Work required:
Write out each line beneath this one exactly as it reads.

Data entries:
-------

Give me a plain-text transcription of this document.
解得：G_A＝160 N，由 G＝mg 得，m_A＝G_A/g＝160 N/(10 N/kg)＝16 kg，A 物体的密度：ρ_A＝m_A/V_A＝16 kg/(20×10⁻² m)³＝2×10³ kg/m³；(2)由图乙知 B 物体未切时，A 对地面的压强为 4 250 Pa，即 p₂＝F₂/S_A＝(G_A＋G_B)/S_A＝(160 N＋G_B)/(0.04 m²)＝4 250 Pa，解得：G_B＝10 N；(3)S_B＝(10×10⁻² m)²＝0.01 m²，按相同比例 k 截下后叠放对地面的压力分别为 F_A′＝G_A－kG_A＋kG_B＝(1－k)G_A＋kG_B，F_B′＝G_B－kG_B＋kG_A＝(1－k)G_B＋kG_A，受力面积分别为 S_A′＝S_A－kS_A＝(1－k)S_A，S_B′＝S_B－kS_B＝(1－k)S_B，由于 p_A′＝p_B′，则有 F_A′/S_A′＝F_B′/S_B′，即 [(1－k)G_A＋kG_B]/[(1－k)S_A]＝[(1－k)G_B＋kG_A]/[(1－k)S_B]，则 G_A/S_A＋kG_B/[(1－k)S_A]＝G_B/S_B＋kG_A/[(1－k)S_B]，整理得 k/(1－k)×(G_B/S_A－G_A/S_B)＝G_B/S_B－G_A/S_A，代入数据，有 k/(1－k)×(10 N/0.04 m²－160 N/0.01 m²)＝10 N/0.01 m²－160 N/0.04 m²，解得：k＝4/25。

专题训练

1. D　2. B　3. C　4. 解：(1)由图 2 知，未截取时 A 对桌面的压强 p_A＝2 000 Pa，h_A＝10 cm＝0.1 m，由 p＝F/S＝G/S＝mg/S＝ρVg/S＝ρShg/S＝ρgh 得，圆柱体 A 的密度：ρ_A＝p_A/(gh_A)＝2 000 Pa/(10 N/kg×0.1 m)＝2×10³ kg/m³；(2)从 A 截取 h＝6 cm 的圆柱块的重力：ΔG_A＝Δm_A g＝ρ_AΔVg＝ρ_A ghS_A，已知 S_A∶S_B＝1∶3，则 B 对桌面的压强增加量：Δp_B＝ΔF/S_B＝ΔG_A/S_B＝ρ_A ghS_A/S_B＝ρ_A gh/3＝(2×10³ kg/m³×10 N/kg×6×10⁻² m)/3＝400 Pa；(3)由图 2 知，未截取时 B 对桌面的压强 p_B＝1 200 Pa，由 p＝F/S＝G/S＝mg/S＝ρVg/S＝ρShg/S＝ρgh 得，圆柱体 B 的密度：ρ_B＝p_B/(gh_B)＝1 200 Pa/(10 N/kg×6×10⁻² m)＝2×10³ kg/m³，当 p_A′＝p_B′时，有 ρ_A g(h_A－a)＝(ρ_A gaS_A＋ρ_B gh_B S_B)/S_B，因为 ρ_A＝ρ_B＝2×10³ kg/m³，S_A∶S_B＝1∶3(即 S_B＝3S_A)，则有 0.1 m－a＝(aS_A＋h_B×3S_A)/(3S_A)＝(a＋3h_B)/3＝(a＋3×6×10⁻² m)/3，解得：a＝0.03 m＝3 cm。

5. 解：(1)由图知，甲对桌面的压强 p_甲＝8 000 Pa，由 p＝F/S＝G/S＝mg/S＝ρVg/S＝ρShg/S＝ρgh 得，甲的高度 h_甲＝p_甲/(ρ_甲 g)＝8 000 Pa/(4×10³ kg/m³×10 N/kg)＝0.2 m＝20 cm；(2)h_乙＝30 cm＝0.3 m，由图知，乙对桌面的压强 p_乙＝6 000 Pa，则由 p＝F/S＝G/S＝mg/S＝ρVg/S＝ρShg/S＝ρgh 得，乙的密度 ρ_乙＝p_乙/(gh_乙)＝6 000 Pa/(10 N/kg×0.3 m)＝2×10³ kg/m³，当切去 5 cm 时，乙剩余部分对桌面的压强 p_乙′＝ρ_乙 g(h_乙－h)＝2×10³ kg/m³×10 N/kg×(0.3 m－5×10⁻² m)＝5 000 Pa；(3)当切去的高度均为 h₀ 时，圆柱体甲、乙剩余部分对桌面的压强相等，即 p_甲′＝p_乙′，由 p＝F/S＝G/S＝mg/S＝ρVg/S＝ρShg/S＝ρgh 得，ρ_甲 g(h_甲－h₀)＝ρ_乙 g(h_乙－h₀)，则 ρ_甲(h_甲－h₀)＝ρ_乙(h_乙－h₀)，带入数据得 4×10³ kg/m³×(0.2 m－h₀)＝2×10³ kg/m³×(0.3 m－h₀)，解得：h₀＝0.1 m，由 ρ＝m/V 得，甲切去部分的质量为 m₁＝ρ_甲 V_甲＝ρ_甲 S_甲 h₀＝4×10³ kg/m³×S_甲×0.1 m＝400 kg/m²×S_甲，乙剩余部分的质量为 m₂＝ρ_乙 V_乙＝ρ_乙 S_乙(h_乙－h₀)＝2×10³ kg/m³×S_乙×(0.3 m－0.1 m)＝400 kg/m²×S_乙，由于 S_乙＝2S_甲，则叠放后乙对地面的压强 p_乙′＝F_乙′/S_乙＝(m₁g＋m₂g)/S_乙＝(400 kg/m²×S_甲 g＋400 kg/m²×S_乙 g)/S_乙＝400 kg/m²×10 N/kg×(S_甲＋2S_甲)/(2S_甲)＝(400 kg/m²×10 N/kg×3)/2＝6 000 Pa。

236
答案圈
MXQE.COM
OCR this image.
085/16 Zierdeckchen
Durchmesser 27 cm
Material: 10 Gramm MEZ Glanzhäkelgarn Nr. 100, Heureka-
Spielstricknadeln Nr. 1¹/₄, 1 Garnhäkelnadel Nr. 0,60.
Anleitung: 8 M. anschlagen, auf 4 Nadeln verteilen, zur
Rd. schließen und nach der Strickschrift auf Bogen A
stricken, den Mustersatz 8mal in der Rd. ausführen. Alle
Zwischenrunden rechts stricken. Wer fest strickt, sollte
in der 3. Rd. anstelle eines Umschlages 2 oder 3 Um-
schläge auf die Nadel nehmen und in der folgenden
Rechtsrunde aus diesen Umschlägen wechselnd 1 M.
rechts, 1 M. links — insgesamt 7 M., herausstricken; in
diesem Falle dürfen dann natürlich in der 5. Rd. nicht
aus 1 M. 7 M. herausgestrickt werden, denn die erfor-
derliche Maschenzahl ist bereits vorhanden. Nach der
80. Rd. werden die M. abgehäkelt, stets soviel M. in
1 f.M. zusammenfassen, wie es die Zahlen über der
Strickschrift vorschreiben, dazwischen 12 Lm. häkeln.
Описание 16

-------

Output for this task:
Give me a plain-text transcription of this document.
解得：G_A＝160 N，由 G＝mg 得，m_A＝G_A/g＝160 N/(10 N/kg)＝16 kg，A 物体的密度：ρ_A＝m_A/V_A＝16 kg/(20×10⁻² m)³＝2×10³ kg/m³；(2)由图乙知 B 物体未切时，A 对地面的压强为 4 250 Pa，即 p₂＝F₂/S_A＝(G_A＋G_B)/S_A＝(160 N＋G_B)/(0.04 m²)＝4 250 Pa，解得：G_B＝10 N；(3)S_B＝(10×10⁻² m)²＝0.01 m²，按相同比例 k 截下后叠放对地面的压力分别为 F_A′＝G_A－kG_A＋kG_B＝(1－k)G_A＋kG_B，F_B′＝G_B－kG_B＋kG_A＝(1－k)G_B＋kG_A，受力面积分别为 S_A′＝S_A－kS_A＝(1－k)S_A，S_B′＝S_B－kS_B＝(1－k)S_B，由于 p_A′＝p_B′，则有 F_A′/S_A′＝F_B′/S_B′，即 [(1－k)G_A＋kG_B]/[(1－k)S_A]＝[(1－k)G_B＋kG_A]/[(1－k)S_B]，则 G_A/S_A＋kG_B/[(1－k)S_A]＝G_B/S_B＋kG_A/[(1－k)S_B]，整理得 k/(1－k)×(G_B/S_A－G_A/S_B)＝G_B/S_B－G_A/S_A，代入数据，有 k/(1－k)×(10 N/0.04 m²－160 N/0.01 m²)＝10 N/0.01 m²－160 N/0.04 m²，解得：k＝4/25。

专题训练

1. D　2. B　3. C　4. 解：(1)由图 2 知，未截取时 A 对桌面的压强 p_A＝2 000 Pa，h_A＝10 cm＝0.1 m，由 p＝F/S＝G/S＝mg/S＝ρVg/S＝ρShg/S＝ρgh 得，圆柱体 A 的密度：ρ_A＝p_A/(gh_A)＝2 000 Pa/(10 N/kg×0.1 m)＝2×10³ kg/m³；(2)从 A 截取 h＝6 cm 的圆柱块的重力：ΔG_A＝Δm_A g＝ρ_AΔVg＝ρ_A ghS_A，已知 S_A∶S_B＝1∶3，则 B 对桌面的压强增加量：Δp_B＝ΔF/S_B＝ΔG_A/S_B＝ρ_A ghS_A/S_B＝ρ_A gh/3＝(2×10³ kg/m³×10 N/kg×6×10⁻² m)/3＝400 Pa；(3)由图 2 知，未截取时 B 对桌面的压强 p_B＝1 200 Pa，由 p＝F/S＝G/S＝mg/S＝ρVg/S＝ρShg/S＝ρgh 得，圆柱体 B 的密度：ρ_B＝p_B/(gh_B)＝1 200 Pa/(10 N/kg×6×10⁻² m)＝2×10³ kg/m³，当 p_A′＝p_B′时，有 ρ_A g(h_A－a)＝(ρ_A gaS_A＋ρ_B gh_B S_B)/S_B，因为 ρ_A＝ρ_B＝2×10³ kg/m³，S_A∶S_B＝1∶3(即 S_B＝3S_A)，则有 0.1 m－a＝(aS_A＋h_B×3S_A)/(3S_A)＝(a＋3h_B)/3＝(a＋3×6×10⁻² m)/3，解得：a＝0.03 m＝3 cm。

5. 解：(1)由图知，甲对桌面的压强 p_甲＝8 000 Pa，由 p＝F/S＝G/S＝mg/S＝ρVg/S＝ρShg/S＝ρgh 得，甲的高度 h_甲＝p_甲/(ρ_甲 g)＝8 000 Pa/(4×10³ kg/m³×10 N/kg)＝0.2 m＝20 cm；(2)h_乙＝30 cm＝0.3 m，由图知，乙对桌面的压强 p_乙＝6 000 Pa，则由 p＝F/S＝G/S＝mg/S＝ρVg/S＝ρShg/S＝ρgh 得，乙的密度 ρ_乙＝p_乙/(gh_乙)＝6 000 Pa/(10 N/kg×0.3 m)＝2×10³ kg/m³，当切去 5 cm 时，乙剩余部分对桌面的压强 p_乙′＝ρ_乙 g(h_乙－h)＝2×10³ kg/m³×10 N/kg×(0.3 m－5×10⁻² m)＝5 000 Pa；(3)当切去的高度均为 h₀ 时，圆柱体甲、乙剩余部分对桌面的压强相等，即 p_甲′＝p_乙′，由 p＝F/S＝G/S＝mg/S＝ρVg/S＝ρShg/S＝ρgh 得，ρ_甲 g(h_甲－h₀)＝ρ_乙 g(h_乙－h₀)，则 ρ_甲(h_甲－h₀)＝ρ_乙(h_乙－h₀)，带入数据得 4×10³ kg/m³×(0.2 m－h₀)＝2×10³ kg/m³×(0.3 m－h₀)，解得：h₀＝0.1 m，由 ρ＝m/V 得，甲切去部分的质量为 m₁＝ρ_甲 V_甲＝ρ_甲 S_甲 h₀＝4×10³ kg/m³×S_甲×0.1 m＝400 kg/m²×S_甲，乙剩余部分的质量为 m₂＝ρ_乙 V_乙＝ρ_乙 S_乙(h_乙－h₀)＝2×10³ kg/m³×S_乙×(0.3 m－0.1 m)＝400 kg/m²×S_乙，由于 S_乙＝2S_甲，则叠放后乙对地面的压强 p_乙′＝F_乙′/S_乙＝(m₁g＋m₂g)/S_乙＝(400 kg/m²×S_甲 g＋400 kg/m²×S_乙 g)/S_乙＝400 kg/m²×10 N/kg×(S_甲＋2S_甲)/(2S_甲)＝(400 kg/m²×10 N/kg×3)/2＝6 000 Pa。

236
答案圈
MXQE.COM
OCR this image.
085/16 Zierdeckchen
Durchmesser 27 cm
Material: 10 Gramm MEZ Glanzhäkelgarn Nr. 100, Heureka-
Spielstricknadeln Nr. 1¹/₄, 1 Garnhäkelnadel Nr. 0,60.
Anleitung: 8 M. anschlagen, auf 4 Nadeln verteilen, zur
Rd. schließen und nach der Strickschrift auf Bogen A
stricken, den Mustersatz 8mal in der Rd. ausführen. Alle
Zwischenrunden rechts stricken. Wer fest strickt, sollte
in der 3. Rd. anstelle eines Umschlages 2 oder 3 Um-
schläge auf die Nadel nehmen und in der folgenden
Rechtsrunde aus diesen Umschlägen wechselnd 1 M.
rechts, 1 M. links — insgesamt 7 M., herausstricken; in
diesem Falle dürfen dann natürlich in der 5. Rd. nicht
aus 1 M. 7 M. herausgestrickt werden, denn die erfor-
derliche Maschenzahl ist bereits vorhanden. Nach der
80. Rd. werden die M. abgehäkelt, stets soviel M. in
1 f.M. zusammenfassen, wie es die Zahlen über der
Strickschrift vorschreiben, dazwischen 12 Lm. häkeln.
Описание 16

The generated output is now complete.